• A block of data
__________________________________________________

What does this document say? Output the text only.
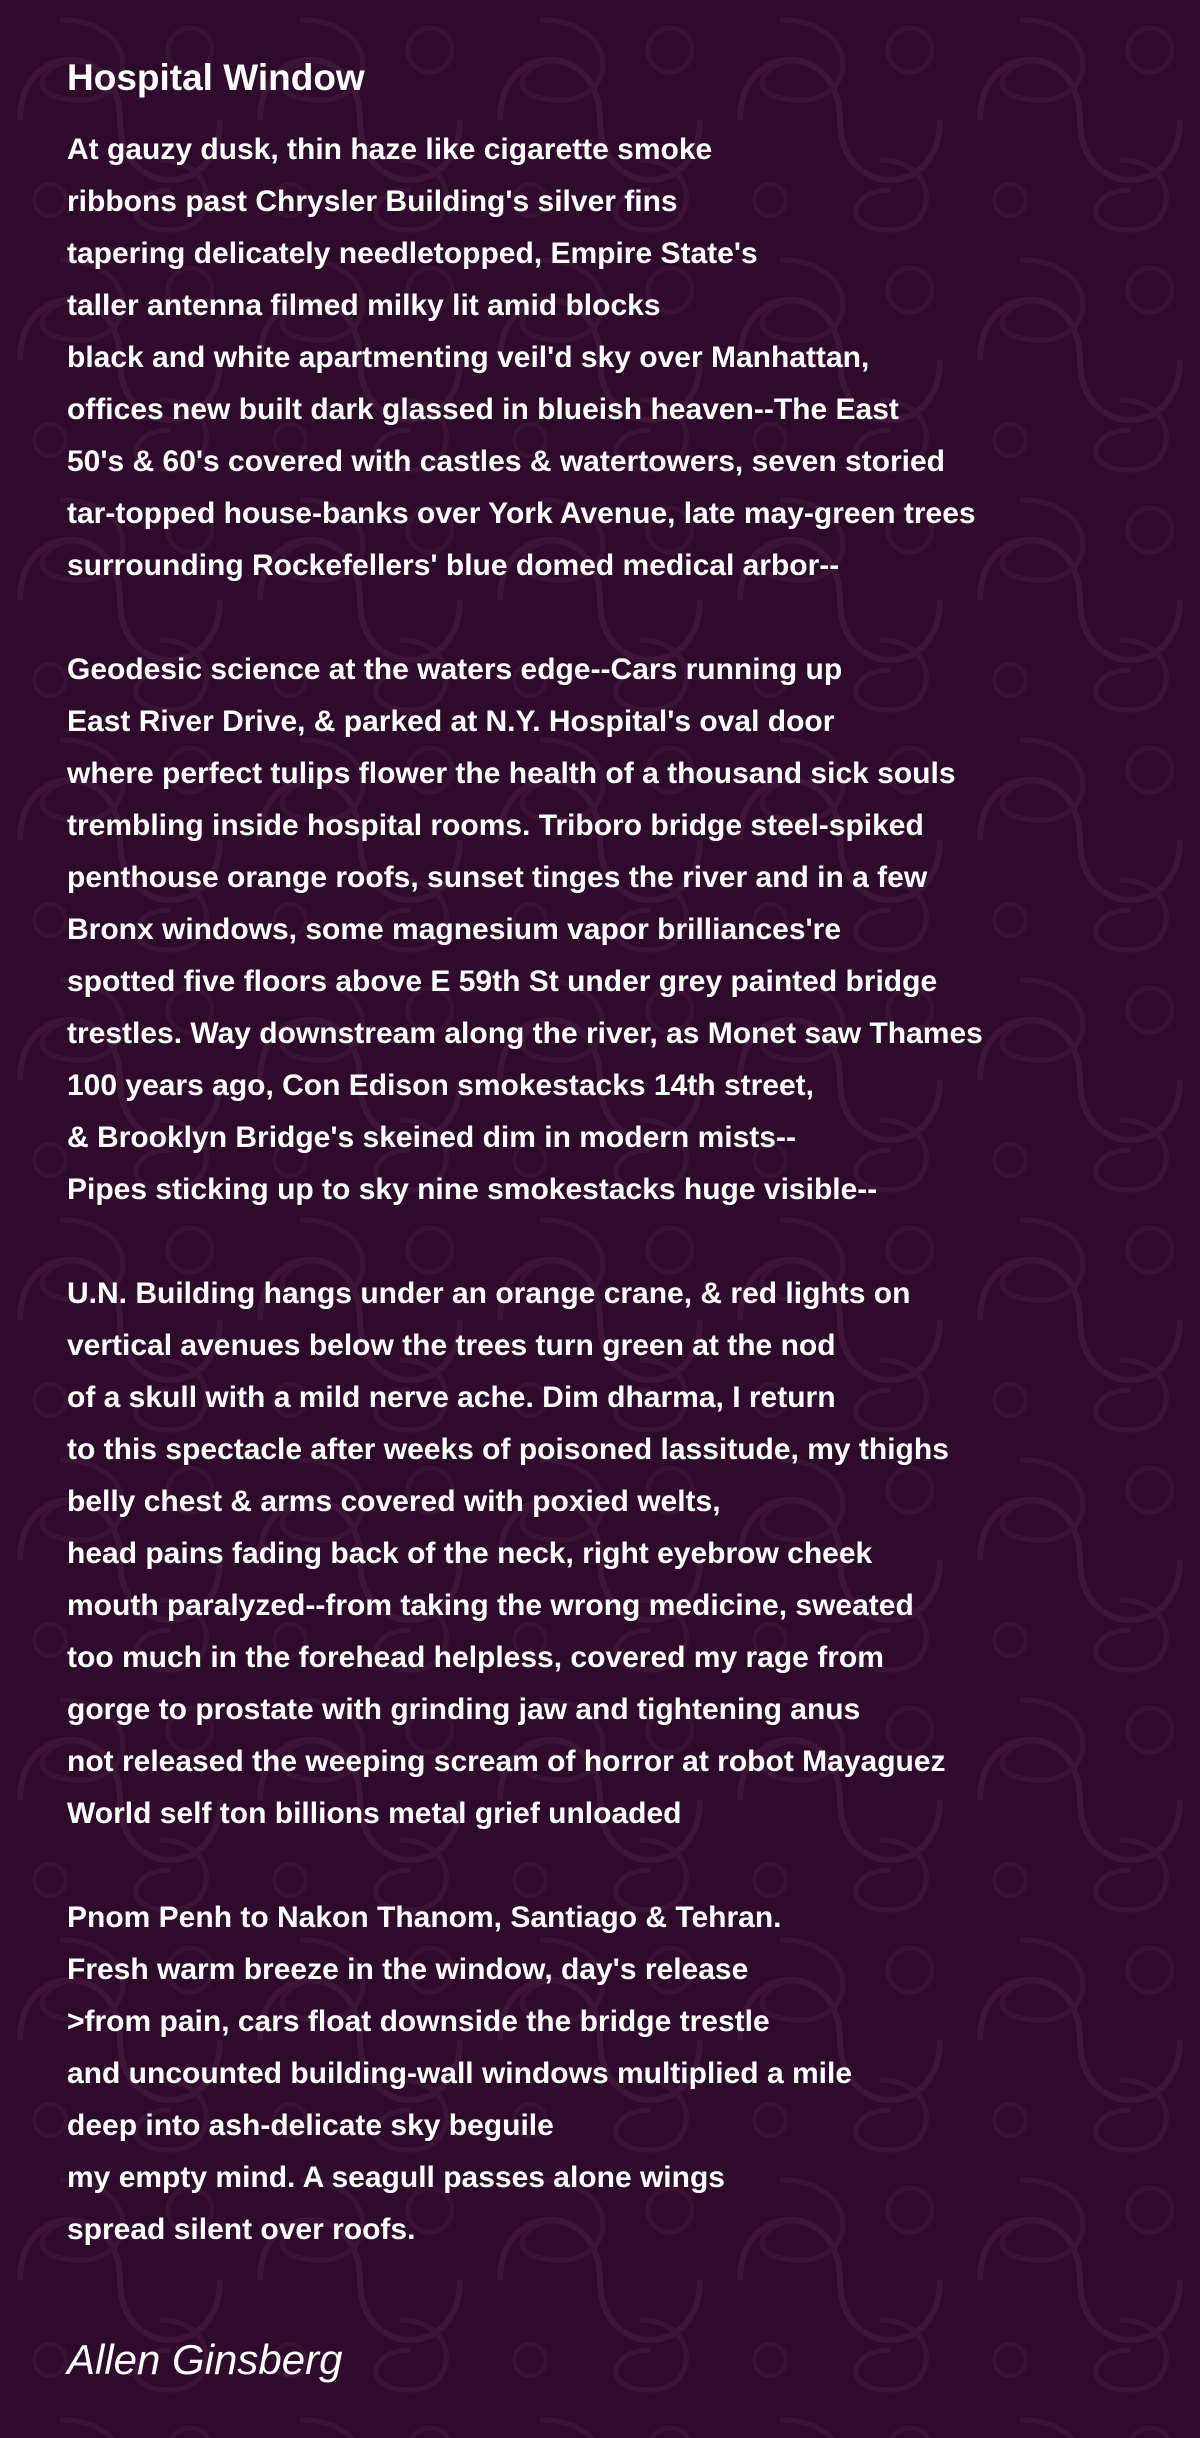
Hospital Window
At gauzy dusk, thin haze like cigarette smoke
ribbons past Chrysler Building's silver fins
tapering delicately needletopped, Empire State's
taller antenna filmed milky lit amid blocks
black and white apartmenting veil'd sky over Manhattan,
offices new built dark glassed in blueish heaven--The East
50's & 60's covered with castles & watertowers, seven storied
tar-topped house-banks over York Avenue, late may-green trees
surrounding Rockefellers' blue domed medical arbor--
Geodesic science at the waters edge--Cars running up
East River Drive, & parked at N.Y. Hospital's oval door
where perfect tulips flower the health of a thousand sick souls
trembling inside hospital rooms. Triboro bridge steel-spiked
penthouse orange roofs, sunset tinges the river and in a few
Bronx windows, some magnesium vapor brilliances're
spotted five floors above E 59th St under grey painted bridge
trestles. Way downstream along the river, as Monet saw Thames
100 years ago, Con Edison smokestacks 14th street,
& Brooklyn Bridge's skeined dim in modern mists--
Pipes sticking up to sky nine smokestacks huge visible--
U.N. Building hangs under an orange crane, & red lights on
vertical avenues below the trees turn green at the nod
of a skull with a mild nerve ache. Dim dharma, I return
to this spectacle after weeks of poisoned lassitude, my thighs
belly chest & arms covered with poxied welts,
head pains fading back of the neck, right eyebrow cheek
mouth paralyzed--from taking the wrong medicine, sweated
too much in the forehead helpless, covered my rage from
gorge to prostate with grinding jaw and tightening anus
not released the weeping scream of horror at robot Mayaguez
World self ton billions metal grief unloaded
Pnom Penh to Nakon Thanom, Santiago & Tehran.
Fresh warm breeze in the window, day's release
>from pain, cars float downside the bridge trestle
and uncounted building-wall windows multiplied a mile
deep into ash-delicate sky beguile
my empty mind. A seagull passes alone wings
spread silent over roofs.
Allen Ginsberg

__________________________________________________

• The exercise
Work out how many lines of the listing above include the word "under". Report only the number.

• Full output
2